→ **Task description**
In the article on plastic bags, how much do retailers spend on their plastic store bags?

→ **Document text**
ReusableBags.com tackles plastic bag mess

Site raises awareness and offers pragmatic solutions

Introduced merely 25 years ago, plastic bags are accumulating in our environment at an alarming rate. They’re everywhere: strewn along roadways, stuck in trees, and piled up beneath our kitchen sinks. ReusableBags.com – a proactive, eco-conscious website – is helping battle this growing problem by raising awareness and offering effective, affordable, high-quality products for sale that help reduce plastic bag consumption.

      An estimated 500 billion to one trillion plastic bags are consumed world-wide every year. In the US alone, an estimated 12,000,000 barrels of oil are required to produce the 100 billion consumed annually. Additionally, retailers spend an estimated $4 billion on their plastic store bags, passing the costs on to consumers.

      A grass roots movement is gaining momentum worldwide as fed-up individuals, environmental groups, governments and visionary retailers pursue the common goal of reversing this nasty trend. The focus of these initiatives is to reduce consumption and encourage the use of reusable bags.

      “After researching the issue, I was amazed by the sheer volume and the growing negative impact on our environment,” said Vincent Cobb, founder and owner of ReusableBags.com. “I realized that using reusable shopping bags was a simple yet effective way to dramatically cut down on consumption, but it was impossible to find any place that offered a wide selection of durable ones that also looked good.” Realizing he was not alone, Cobb’s frustration transformed into motivation and ReusableBags.com was born.

      ReusableBags.com’s Facts and Newsroom sections inform consumers that although single use plastic bags are free to shoppers, the cost to society is enormous. Each year, billions of plastic bags end up as ugly, wind-blown litter. The site’s Gallery has dozens of telling photos, showing plastic bags littering our countryside and great cities from Chicago to Paris. Also, despite the common belief that plastic bags decompose and disappear, they actually persist, breaking down into toxic bits that pollute our oceans, rivers, lakes and soil. In addition, countless animals, most notably marine mammals, choke to death after mistaking plastic bags for food.

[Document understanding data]

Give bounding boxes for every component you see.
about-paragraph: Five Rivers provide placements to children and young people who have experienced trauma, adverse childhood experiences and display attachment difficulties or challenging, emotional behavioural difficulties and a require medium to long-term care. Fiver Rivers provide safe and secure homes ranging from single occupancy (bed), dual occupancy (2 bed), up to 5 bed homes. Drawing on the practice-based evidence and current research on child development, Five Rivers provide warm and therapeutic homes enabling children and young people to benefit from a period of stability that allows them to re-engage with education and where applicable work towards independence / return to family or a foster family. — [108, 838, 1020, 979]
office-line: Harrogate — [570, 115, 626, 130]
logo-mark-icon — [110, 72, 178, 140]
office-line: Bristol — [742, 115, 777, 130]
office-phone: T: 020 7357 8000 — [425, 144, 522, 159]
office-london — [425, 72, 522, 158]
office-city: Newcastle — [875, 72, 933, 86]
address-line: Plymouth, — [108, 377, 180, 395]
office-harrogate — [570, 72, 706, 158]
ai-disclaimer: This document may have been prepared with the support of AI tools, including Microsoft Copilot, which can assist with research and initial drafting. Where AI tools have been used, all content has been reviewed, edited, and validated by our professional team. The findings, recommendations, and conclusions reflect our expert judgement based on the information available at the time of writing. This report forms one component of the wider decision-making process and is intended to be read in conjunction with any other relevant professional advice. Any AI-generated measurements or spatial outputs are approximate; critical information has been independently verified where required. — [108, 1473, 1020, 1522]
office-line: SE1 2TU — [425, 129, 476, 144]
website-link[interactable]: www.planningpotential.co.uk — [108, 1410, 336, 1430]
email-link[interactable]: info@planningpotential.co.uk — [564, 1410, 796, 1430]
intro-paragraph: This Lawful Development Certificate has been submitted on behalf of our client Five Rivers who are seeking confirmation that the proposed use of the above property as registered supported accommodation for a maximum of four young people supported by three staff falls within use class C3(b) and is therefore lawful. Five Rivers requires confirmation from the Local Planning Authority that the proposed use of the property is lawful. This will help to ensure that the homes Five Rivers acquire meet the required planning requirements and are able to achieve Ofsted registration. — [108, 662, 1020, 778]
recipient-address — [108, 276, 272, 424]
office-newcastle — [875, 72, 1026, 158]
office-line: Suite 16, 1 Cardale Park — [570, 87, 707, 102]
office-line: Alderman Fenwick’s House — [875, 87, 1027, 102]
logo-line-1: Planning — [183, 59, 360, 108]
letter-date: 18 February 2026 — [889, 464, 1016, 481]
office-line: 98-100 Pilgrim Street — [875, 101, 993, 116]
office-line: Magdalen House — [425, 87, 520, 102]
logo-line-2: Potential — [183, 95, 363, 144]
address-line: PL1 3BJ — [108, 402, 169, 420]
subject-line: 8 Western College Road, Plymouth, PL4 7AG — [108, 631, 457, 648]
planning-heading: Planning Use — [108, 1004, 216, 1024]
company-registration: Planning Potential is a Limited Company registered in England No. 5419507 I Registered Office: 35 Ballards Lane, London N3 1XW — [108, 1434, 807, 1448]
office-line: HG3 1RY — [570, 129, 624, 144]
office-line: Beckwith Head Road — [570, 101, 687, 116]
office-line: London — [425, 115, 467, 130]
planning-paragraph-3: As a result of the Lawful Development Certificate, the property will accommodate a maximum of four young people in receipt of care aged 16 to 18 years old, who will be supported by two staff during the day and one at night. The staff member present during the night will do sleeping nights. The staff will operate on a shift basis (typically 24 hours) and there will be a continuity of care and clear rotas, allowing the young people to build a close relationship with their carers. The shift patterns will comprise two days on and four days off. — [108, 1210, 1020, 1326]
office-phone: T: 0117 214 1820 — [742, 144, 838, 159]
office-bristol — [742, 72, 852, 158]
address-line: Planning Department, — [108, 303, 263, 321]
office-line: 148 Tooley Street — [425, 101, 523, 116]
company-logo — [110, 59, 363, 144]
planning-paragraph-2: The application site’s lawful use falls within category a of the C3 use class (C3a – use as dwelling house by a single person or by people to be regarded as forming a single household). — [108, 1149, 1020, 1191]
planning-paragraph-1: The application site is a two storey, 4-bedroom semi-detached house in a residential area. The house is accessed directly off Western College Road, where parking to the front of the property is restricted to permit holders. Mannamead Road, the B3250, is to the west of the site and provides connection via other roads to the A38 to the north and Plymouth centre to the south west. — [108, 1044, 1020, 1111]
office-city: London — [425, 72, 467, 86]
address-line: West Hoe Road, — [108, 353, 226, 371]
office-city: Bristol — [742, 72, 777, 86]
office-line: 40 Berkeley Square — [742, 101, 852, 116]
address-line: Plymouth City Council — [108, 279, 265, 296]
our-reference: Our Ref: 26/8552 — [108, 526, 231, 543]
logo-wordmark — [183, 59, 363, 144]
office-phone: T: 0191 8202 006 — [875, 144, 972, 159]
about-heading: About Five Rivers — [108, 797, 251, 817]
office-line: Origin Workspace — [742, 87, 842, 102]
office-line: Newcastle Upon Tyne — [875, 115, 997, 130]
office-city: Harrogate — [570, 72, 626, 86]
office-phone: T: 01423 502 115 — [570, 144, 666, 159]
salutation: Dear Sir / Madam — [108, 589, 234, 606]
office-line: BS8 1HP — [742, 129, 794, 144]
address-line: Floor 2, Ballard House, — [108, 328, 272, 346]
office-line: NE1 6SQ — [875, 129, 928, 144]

→ **Task response**
An estimated $4 billion.